> _Exercise directions_: Reproduce each of the following items line for line, leaving out the pictures.

══════════════════════════════

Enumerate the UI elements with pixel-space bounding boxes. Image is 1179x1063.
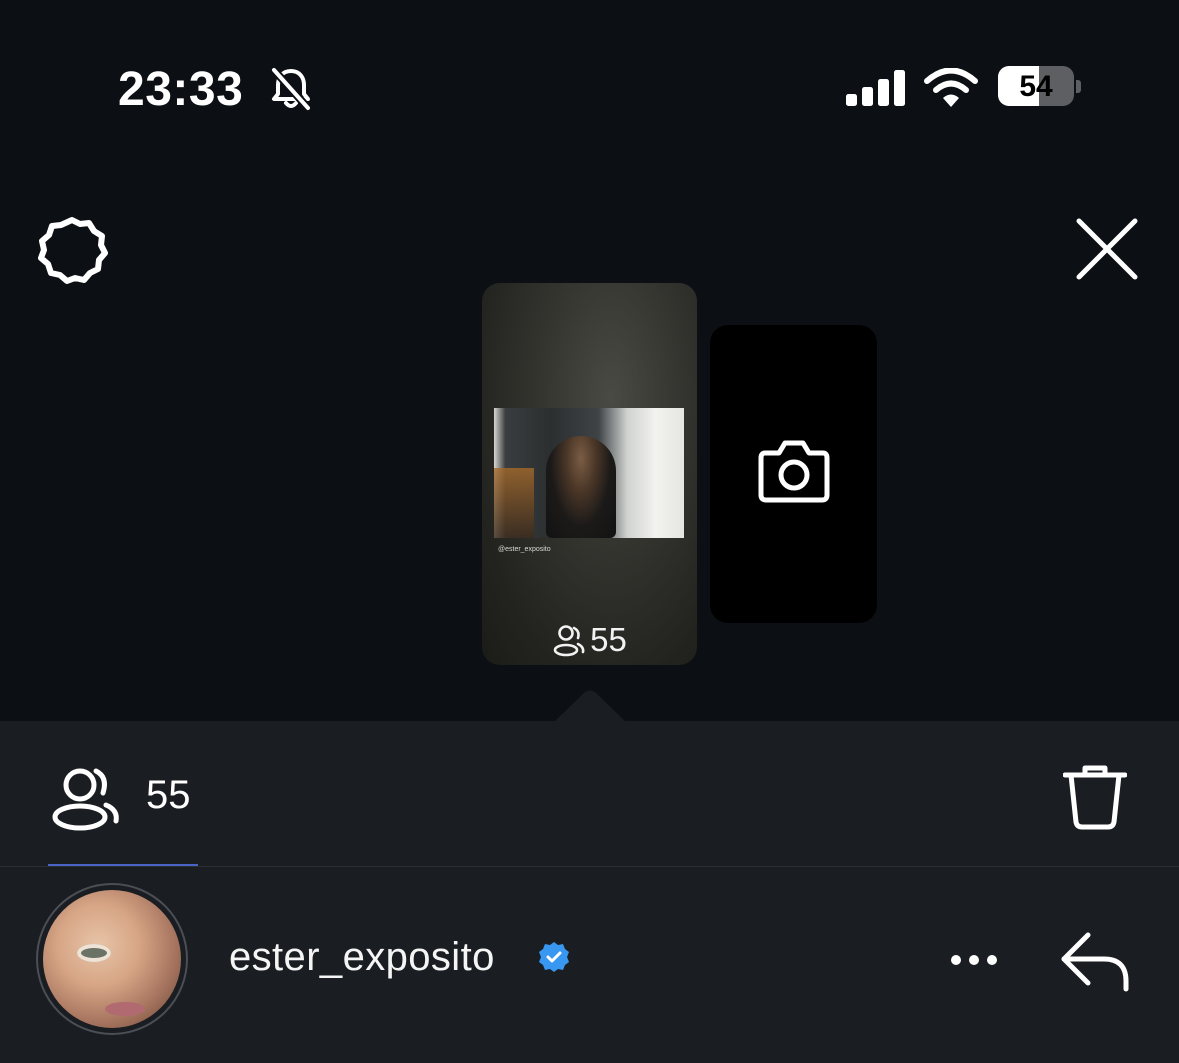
reply-icon[interactable] [1060, 931, 1130, 998]
add-story-card[interactable] [710, 325, 877, 623]
viewers-icon[interactable] [50, 765, 122, 836]
battery-tip [1076, 80, 1081, 93]
verified-badge-icon [538, 941, 570, 978]
avatar-lip [105, 1002, 145, 1016]
viewer-list-item[interactable]: ester_exposito [0, 867, 1179, 1063]
story-viewer-screen: 23:33 54 @ester_exposito 55 55 ester_exp… [0, 0, 1179, 1063]
status-time: 23:33 [118, 63, 244, 116]
more-options-icon[interactable] [950, 953, 998, 971]
photo-lamp [494, 468, 534, 538]
viewers-panel: 55 ester_exposito [0, 721, 1179, 1063]
avatar-eye [77, 944, 111, 962]
avatar[interactable] [36, 883, 188, 1035]
story-photo [494, 408, 684, 538]
viewer-username[interactable]: ester_exposito [229, 935, 495, 980]
story-thumbnail[interactable]: @ester_exposito 55 [482, 283, 697, 665]
battery-icon: 54 [998, 66, 1074, 106]
cellular-signal-icon [846, 70, 906, 111]
viewers-tab-row: 55 [0, 721, 1179, 866]
close-icon[interactable] [1074, 216, 1140, 287]
photo-person [546, 436, 616, 538]
story-viewer-count-value: 55 [590, 621, 627, 658]
bell-muted-icon [268, 66, 314, 117]
story-viewer-count: 55 [482, 621, 697, 659]
camera-icon [757, 435, 831, 510]
viewers-count[interactable]: 55 [146, 773, 191, 818]
trash-icon[interactable] [1062, 764, 1128, 835]
gear-icon[interactable] [36, 214, 108, 291]
selection-pointer [554, 690, 626, 722]
wifi-icon [924, 67, 978, 113]
viewers-icon [553, 625, 585, 657]
avatar-photo [43, 890, 181, 1028]
story-watermark-handle: @ester_exposito [498, 546, 551, 553]
battery-percentage: 54 [1019, 70, 1053, 103]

══════════════════════════════

> _Exercise result_:
Enumerate the UI elements with pixel-space bounding boxes. Image is 1179x1063.
reply-icon[interactable] [1060, 931, 1130, 998]
add-story-card[interactable] [710, 325, 877, 623]
viewers-icon[interactable] [50, 765, 122, 836]
battery-tip [1076, 80, 1081, 93]
verified-badge-icon [538, 941, 570, 978]
avatar-lip [105, 1002, 145, 1016]
viewer-list-item[interactable]: ester_exposito [0, 867, 1179, 1063]
story-viewer-screen: 23:33 54 @ester_exposito 55 55 ester_exp… [0, 0, 1179, 1063]
status-time: 23:33 [118, 63, 244, 116]
more-options-icon[interactable] [950, 953, 998, 971]
photo-lamp [494, 468, 534, 538]
viewers-panel: 55 ester_exposito [0, 721, 1179, 1063]
avatar-eye [77, 944, 111, 962]
avatar[interactable] [36, 883, 188, 1035]
story-photo [494, 408, 684, 538]
viewer-username[interactable]: ester_exposito [229, 935, 495, 980]
story-thumbnail[interactable]: @ester_exposito 55 [482, 283, 697, 665]
battery-icon: 54 [998, 66, 1074, 106]
cellular-signal-icon [846, 70, 906, 111]
viewers-tab-row: 55 [0, 721, 1179, 866]
close-icon[interactable] [1074, 216, 1140, 287]
photo-person [546, 436, 616, 538]
story-viewer-count-value: 55 [590, 621, 627, 658]
bell-muted-icon [268, 66, 314, 117]
story-viewer-count: 55 [482, 621, 697, 659]
camera-icon [757, 435, 831, 510]
viewers-count[interactable]: 55 [146, 773, 191, 818]
trash-icon[interactable] [1062, 764, 1128, 835]
gear-icon[interactable] [36, 214, 108, 291]
selection-pointer [554, 690, 626, 722]
wifi-icon [924, 67, 978, 113]
viewers-icon [553, 625, 585, 657]
avatar-photo [43, 890, 181, 1028]
story-watermark-handle: @ester_exposito [498, 546, 551, 553]
battery-percentage: 54 [1019, 70, 1053, 103]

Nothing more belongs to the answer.